### Work to complete
Read the records below. Copy each line where the string "tenemos" occurs.
++++
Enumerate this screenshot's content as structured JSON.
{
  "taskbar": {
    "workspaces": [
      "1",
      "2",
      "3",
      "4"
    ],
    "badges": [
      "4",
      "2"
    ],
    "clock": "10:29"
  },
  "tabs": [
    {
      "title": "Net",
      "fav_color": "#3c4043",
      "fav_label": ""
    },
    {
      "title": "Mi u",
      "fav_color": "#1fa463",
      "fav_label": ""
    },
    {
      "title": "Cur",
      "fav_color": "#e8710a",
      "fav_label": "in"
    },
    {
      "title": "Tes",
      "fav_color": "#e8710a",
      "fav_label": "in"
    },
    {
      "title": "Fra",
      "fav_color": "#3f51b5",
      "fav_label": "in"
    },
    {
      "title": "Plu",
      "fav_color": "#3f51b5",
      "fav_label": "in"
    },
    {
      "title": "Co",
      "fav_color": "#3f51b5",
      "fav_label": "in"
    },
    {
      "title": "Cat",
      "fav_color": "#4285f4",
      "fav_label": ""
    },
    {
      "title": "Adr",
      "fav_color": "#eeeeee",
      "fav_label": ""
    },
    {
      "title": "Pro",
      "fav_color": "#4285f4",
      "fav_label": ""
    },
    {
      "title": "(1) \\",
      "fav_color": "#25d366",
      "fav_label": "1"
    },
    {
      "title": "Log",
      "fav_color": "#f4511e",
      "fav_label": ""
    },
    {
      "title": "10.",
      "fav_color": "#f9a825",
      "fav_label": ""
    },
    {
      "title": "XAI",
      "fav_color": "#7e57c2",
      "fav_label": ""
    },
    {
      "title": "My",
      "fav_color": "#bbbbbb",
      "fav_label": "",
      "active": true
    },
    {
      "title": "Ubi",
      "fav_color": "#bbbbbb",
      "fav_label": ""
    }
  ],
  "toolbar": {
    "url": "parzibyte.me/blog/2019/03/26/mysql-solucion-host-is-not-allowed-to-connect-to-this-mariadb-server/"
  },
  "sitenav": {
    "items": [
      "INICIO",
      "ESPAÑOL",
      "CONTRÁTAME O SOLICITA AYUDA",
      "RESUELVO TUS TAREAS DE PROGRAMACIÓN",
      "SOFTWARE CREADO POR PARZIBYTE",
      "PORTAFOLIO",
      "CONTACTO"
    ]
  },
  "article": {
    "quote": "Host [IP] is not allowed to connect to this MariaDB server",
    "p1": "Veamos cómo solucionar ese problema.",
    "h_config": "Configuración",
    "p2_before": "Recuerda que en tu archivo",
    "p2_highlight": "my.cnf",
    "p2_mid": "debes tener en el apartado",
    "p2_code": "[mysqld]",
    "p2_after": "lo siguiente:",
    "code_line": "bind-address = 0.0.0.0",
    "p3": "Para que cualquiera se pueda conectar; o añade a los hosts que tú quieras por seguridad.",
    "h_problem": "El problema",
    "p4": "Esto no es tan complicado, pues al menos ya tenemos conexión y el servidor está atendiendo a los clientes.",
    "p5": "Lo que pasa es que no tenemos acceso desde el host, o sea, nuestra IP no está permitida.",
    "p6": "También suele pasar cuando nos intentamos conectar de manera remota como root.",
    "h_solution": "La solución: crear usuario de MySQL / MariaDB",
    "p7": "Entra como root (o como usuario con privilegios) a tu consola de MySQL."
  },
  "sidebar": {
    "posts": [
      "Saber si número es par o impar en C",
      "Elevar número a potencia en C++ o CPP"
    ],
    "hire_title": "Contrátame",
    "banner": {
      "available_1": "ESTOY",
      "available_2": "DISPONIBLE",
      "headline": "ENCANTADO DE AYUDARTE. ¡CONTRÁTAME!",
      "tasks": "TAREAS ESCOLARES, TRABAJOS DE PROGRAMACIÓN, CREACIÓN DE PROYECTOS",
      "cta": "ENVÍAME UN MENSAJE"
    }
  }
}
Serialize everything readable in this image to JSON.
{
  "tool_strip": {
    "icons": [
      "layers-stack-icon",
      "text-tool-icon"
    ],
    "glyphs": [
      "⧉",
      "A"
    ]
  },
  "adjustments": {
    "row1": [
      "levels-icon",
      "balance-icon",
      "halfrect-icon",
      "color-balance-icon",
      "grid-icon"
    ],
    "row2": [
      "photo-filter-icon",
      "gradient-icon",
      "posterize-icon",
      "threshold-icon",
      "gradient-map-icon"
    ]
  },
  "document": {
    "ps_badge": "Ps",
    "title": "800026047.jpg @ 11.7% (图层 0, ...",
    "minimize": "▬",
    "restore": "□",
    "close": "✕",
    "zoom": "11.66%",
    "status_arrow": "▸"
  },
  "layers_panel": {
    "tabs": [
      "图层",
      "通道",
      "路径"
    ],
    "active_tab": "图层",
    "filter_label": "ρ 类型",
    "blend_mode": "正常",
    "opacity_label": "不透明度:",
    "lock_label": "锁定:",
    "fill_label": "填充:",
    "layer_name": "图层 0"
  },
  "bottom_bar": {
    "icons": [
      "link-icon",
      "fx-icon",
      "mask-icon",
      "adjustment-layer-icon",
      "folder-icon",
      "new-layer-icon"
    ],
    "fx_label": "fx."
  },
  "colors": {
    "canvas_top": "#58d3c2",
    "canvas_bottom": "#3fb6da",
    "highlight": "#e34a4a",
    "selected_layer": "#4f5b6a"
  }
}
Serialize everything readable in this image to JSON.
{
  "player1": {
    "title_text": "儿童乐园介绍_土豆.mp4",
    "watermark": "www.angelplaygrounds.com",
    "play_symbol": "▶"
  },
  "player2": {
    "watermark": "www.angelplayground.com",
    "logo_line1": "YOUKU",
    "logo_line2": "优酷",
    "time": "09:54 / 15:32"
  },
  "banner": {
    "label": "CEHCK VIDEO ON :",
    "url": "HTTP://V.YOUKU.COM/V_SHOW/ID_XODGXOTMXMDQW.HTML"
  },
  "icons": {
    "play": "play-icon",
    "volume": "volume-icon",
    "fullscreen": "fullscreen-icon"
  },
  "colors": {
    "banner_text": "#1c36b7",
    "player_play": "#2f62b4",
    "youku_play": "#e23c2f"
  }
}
++++
### Response for this exercise
    "p4": "Esto no es tan complicado, pues al menos ya tenemos conexión y el servidor está atendiendo a los clientes.",
    "p5": "Lo que pasa es que no tenemos acceso desde el host, o sea, nuestra IP no está permitida.",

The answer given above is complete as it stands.